* Start Material *
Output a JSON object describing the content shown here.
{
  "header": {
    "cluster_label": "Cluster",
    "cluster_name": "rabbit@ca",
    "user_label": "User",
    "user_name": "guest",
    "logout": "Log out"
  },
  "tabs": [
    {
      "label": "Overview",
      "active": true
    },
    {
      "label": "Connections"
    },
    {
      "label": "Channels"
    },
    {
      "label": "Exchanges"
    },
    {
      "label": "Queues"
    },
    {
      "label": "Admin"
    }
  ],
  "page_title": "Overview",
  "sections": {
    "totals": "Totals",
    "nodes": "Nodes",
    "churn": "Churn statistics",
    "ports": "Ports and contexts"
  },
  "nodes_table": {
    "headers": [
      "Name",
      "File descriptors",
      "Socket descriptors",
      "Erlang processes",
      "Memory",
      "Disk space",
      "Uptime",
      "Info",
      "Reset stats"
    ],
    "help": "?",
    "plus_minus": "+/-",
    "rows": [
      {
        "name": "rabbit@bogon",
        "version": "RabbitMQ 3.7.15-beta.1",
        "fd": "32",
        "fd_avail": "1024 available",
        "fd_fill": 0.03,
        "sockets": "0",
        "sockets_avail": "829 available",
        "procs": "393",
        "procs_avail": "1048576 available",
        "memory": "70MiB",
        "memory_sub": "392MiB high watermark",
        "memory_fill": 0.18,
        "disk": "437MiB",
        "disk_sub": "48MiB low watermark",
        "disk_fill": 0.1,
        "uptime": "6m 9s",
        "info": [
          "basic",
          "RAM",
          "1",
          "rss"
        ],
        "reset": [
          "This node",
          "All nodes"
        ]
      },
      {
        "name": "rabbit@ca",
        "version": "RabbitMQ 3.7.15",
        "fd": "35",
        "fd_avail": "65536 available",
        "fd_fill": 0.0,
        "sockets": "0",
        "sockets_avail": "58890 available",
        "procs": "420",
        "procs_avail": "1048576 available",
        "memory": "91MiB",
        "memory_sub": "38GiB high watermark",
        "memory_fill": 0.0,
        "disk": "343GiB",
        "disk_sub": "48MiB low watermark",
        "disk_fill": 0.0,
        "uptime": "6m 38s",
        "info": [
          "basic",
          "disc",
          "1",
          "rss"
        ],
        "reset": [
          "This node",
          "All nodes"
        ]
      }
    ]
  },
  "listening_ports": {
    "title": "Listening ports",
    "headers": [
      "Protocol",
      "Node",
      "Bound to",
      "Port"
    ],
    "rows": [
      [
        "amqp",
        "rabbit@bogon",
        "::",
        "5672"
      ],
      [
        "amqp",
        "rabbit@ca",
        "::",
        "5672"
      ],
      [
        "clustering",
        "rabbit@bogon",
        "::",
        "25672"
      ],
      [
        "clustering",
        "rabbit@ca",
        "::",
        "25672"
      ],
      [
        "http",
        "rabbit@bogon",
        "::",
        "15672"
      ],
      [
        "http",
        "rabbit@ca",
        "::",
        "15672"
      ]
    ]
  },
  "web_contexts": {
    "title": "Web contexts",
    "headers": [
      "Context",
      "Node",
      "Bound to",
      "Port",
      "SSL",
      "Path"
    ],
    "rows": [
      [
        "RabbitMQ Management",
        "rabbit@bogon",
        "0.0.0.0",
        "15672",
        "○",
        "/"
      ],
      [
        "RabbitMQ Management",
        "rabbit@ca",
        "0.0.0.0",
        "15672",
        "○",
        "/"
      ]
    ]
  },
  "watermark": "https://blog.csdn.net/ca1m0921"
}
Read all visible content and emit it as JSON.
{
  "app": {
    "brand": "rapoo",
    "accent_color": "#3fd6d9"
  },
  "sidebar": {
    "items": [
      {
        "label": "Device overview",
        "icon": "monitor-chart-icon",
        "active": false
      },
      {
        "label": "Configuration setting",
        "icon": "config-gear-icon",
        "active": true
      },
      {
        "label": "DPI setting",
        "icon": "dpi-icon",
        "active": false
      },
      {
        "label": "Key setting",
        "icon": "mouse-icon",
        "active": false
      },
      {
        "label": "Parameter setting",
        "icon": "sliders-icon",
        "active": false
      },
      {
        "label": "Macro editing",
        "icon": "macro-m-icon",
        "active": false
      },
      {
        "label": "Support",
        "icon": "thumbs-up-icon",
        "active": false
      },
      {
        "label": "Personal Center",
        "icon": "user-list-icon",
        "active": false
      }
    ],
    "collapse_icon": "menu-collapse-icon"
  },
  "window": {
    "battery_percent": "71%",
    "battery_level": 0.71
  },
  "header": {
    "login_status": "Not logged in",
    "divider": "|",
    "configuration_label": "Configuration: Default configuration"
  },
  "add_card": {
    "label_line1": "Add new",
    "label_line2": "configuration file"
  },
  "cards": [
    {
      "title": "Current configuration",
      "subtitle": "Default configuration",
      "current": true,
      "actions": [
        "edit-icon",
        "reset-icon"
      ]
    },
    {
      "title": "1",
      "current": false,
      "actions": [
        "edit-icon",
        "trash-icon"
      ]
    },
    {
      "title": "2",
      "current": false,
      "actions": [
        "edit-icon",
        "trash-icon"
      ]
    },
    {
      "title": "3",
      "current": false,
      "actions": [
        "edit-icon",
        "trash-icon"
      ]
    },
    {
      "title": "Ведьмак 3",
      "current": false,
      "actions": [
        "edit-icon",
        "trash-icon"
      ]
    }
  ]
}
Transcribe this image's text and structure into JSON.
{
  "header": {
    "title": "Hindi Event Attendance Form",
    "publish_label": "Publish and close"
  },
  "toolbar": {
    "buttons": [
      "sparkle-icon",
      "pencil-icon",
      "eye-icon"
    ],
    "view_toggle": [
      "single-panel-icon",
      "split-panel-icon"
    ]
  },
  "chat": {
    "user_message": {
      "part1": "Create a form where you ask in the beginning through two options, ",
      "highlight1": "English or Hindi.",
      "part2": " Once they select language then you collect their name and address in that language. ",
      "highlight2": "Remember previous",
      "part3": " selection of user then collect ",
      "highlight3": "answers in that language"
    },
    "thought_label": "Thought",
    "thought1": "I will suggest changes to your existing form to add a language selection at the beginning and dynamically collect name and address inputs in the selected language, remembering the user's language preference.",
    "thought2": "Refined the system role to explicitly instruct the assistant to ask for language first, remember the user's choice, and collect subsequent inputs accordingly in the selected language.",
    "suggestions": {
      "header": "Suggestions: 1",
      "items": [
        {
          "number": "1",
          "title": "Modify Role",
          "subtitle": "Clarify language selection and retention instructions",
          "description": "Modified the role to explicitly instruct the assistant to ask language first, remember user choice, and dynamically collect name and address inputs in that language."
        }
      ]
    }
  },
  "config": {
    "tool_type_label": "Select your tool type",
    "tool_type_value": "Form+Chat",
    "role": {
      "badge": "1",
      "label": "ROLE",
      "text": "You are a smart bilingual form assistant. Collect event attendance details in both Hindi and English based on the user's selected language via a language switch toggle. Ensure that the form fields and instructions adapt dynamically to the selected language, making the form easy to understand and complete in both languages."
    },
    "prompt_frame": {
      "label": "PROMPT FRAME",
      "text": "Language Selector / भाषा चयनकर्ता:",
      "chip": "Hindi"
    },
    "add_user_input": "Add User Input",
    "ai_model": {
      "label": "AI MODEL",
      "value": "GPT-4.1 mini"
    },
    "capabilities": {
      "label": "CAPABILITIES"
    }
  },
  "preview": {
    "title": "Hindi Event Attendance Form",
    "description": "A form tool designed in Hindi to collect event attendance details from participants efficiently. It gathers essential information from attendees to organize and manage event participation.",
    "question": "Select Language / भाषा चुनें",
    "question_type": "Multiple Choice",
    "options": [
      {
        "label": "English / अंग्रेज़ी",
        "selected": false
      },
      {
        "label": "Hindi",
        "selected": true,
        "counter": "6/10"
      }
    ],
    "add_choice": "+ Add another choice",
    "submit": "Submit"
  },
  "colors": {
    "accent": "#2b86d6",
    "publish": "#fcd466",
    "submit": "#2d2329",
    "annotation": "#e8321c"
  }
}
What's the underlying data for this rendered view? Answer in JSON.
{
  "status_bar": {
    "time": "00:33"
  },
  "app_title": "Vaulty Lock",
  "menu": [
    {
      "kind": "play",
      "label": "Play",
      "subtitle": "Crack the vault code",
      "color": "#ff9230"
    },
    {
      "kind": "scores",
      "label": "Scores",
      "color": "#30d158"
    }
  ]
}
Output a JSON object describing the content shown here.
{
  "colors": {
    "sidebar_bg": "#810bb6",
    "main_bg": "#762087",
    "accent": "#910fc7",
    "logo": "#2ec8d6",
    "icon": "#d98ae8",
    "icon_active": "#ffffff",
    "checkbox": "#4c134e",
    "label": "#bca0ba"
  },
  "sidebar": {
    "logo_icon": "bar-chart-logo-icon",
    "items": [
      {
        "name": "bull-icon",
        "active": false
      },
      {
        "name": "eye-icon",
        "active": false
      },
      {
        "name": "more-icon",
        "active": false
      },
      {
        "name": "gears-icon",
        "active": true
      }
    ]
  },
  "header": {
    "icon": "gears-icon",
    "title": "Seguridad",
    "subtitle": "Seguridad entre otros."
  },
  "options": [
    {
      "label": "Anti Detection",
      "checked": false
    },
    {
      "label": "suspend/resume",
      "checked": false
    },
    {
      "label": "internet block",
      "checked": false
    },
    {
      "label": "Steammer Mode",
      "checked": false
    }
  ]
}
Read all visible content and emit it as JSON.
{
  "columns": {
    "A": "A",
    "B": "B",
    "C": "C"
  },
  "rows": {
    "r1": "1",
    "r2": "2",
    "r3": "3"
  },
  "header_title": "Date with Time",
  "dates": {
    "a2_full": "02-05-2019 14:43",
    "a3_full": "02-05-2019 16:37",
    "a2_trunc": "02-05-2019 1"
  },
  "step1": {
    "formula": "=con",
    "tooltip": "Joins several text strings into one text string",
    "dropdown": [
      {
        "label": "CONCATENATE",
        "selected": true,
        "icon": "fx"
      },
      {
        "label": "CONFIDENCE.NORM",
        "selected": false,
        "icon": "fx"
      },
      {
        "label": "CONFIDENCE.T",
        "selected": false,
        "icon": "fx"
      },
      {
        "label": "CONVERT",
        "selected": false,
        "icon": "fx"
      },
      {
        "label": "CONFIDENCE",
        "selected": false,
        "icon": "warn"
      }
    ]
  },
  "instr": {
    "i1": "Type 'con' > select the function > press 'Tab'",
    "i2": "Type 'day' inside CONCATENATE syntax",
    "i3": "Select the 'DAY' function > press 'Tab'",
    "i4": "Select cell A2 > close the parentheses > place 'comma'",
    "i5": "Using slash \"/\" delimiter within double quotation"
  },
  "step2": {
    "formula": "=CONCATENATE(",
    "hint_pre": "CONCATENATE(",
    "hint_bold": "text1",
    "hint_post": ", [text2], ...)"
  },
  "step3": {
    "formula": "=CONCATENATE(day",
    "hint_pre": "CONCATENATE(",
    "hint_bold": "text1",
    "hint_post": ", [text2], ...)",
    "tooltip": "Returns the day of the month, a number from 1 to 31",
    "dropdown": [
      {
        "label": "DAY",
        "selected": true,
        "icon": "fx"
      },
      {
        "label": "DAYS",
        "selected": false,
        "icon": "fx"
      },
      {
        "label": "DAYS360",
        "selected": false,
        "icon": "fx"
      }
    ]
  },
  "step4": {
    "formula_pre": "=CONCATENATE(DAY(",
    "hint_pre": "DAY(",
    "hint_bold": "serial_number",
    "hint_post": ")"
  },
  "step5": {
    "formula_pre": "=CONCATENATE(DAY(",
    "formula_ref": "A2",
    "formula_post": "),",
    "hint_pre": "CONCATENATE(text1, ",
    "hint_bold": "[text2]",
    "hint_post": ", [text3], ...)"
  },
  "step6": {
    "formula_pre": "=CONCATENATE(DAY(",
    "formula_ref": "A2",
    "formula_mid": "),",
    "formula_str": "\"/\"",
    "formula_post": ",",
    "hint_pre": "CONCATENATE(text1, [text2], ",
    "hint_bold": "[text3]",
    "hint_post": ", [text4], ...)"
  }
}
* End Material *
§ **Requirement**
Every line of the records that includes the word "available" should be gathered.

§ **Final result**
        "fd_avail": "1024 available",
        "sockets_avail": "829 available",
        "procs_avail": "1048576 available",
        "fd_avail": "65536 available",
        "sockets_avail": "58890 available",
        "procs_avail": "1048576 available",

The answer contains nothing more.